◆ What to work on: Identify the lines that contain the word "έκταση", then copy them.

◆ Material provided:
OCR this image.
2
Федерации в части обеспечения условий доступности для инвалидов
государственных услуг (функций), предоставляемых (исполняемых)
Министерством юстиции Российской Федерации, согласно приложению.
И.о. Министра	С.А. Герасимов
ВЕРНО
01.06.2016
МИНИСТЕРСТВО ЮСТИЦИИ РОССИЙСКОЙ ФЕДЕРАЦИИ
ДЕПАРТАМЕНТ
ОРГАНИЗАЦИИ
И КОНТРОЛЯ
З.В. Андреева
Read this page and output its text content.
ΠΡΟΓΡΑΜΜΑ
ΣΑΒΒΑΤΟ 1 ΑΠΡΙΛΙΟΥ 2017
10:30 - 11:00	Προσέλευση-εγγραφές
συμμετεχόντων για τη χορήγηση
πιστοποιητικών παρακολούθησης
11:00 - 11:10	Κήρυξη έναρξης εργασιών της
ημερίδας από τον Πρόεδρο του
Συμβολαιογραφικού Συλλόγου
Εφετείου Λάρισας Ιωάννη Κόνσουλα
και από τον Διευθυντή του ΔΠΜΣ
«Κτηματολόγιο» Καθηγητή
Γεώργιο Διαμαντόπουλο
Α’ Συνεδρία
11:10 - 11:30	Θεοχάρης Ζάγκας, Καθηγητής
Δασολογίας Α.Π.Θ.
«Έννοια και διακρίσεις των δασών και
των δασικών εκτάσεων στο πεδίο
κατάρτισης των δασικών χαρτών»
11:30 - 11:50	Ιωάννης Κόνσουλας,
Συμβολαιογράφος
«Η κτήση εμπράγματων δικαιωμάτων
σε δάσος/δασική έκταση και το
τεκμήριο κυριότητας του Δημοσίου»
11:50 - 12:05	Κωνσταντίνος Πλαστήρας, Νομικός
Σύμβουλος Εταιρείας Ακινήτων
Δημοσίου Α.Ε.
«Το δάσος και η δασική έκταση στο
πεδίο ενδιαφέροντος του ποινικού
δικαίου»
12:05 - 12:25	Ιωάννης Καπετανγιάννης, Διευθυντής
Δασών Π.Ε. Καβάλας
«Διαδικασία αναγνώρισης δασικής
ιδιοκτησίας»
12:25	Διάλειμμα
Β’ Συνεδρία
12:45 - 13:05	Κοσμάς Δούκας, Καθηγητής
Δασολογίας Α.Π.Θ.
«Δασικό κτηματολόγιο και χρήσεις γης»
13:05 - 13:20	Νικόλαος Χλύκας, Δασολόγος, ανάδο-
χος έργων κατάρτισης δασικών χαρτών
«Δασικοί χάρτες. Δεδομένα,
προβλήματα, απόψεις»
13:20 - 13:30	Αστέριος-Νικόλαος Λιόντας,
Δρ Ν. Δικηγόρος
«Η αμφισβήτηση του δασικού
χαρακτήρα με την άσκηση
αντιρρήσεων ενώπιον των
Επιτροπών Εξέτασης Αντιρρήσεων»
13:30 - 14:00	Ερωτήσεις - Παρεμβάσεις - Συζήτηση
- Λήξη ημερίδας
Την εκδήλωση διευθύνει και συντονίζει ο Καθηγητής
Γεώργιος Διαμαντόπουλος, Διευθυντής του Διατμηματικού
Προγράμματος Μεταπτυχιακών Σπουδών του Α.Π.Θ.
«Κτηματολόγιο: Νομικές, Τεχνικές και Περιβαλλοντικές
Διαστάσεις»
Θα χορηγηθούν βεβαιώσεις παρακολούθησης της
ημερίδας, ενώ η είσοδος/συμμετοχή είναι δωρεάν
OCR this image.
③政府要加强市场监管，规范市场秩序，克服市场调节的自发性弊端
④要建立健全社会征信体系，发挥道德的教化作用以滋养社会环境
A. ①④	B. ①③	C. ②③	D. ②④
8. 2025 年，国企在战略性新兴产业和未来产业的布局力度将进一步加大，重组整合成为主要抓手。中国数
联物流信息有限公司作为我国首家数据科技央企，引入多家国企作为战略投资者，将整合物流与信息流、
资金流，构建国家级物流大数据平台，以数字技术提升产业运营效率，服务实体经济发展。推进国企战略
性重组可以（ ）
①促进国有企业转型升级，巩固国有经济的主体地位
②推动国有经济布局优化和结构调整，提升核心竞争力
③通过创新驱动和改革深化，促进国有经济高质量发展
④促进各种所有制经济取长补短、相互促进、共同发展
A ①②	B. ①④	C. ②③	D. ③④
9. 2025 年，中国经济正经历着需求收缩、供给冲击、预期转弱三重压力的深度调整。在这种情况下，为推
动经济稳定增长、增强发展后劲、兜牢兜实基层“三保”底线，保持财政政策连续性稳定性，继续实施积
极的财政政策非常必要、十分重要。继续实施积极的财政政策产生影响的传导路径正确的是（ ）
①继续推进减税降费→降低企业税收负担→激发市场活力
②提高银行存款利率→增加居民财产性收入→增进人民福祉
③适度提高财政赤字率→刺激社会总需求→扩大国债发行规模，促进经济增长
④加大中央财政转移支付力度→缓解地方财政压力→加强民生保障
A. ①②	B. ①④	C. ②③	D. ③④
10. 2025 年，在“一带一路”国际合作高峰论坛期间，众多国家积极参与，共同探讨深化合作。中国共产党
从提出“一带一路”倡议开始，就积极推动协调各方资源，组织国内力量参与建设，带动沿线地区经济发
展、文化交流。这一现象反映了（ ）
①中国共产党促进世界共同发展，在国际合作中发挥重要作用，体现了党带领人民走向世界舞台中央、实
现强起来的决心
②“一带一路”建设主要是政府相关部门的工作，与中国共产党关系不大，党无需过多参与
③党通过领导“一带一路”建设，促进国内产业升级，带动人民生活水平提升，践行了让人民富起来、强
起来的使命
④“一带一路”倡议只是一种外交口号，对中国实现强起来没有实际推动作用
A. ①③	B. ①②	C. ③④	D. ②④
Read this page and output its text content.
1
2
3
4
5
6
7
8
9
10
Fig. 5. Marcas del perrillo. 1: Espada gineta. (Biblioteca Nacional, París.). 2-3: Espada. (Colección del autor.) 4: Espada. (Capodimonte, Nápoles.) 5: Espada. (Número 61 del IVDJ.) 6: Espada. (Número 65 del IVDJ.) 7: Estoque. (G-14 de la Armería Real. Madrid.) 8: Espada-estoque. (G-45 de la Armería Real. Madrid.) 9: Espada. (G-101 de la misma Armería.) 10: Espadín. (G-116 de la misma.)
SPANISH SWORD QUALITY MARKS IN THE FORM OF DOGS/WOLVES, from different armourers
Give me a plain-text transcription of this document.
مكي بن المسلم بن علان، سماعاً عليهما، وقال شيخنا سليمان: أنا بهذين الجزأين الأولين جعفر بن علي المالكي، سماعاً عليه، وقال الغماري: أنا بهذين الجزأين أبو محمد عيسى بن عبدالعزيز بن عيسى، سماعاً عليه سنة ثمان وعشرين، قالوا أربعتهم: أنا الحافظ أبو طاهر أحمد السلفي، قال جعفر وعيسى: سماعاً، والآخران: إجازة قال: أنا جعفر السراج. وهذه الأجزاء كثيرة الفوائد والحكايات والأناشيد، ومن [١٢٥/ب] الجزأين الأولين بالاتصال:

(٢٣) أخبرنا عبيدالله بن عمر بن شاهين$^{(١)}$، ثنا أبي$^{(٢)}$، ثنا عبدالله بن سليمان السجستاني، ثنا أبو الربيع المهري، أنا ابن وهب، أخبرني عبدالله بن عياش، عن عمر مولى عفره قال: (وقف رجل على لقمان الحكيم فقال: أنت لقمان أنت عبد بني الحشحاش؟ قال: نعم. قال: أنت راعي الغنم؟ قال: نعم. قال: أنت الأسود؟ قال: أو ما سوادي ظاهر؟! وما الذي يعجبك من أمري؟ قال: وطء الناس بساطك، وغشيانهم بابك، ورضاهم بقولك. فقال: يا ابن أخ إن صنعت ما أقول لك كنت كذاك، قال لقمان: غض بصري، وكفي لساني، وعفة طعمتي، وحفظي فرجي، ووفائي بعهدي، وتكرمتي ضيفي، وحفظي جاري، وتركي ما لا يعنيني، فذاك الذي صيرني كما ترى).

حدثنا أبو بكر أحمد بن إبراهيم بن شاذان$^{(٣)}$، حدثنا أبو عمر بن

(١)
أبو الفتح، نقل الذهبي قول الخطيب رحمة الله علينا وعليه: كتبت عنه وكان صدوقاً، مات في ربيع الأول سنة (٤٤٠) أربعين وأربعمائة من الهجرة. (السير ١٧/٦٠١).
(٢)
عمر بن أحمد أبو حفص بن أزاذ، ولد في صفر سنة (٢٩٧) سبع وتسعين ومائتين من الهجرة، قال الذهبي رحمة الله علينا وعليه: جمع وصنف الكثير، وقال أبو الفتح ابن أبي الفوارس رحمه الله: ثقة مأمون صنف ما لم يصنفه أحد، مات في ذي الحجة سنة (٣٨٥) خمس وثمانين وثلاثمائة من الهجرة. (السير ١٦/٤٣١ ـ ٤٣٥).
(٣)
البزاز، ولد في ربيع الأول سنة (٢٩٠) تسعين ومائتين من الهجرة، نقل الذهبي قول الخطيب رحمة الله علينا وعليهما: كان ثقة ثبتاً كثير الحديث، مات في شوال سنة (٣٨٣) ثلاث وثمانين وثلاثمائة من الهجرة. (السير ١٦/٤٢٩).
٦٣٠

◆ Answer:
σε δάσος/δασική έκταση και το
«Το δάσος και η δασική έκταση στο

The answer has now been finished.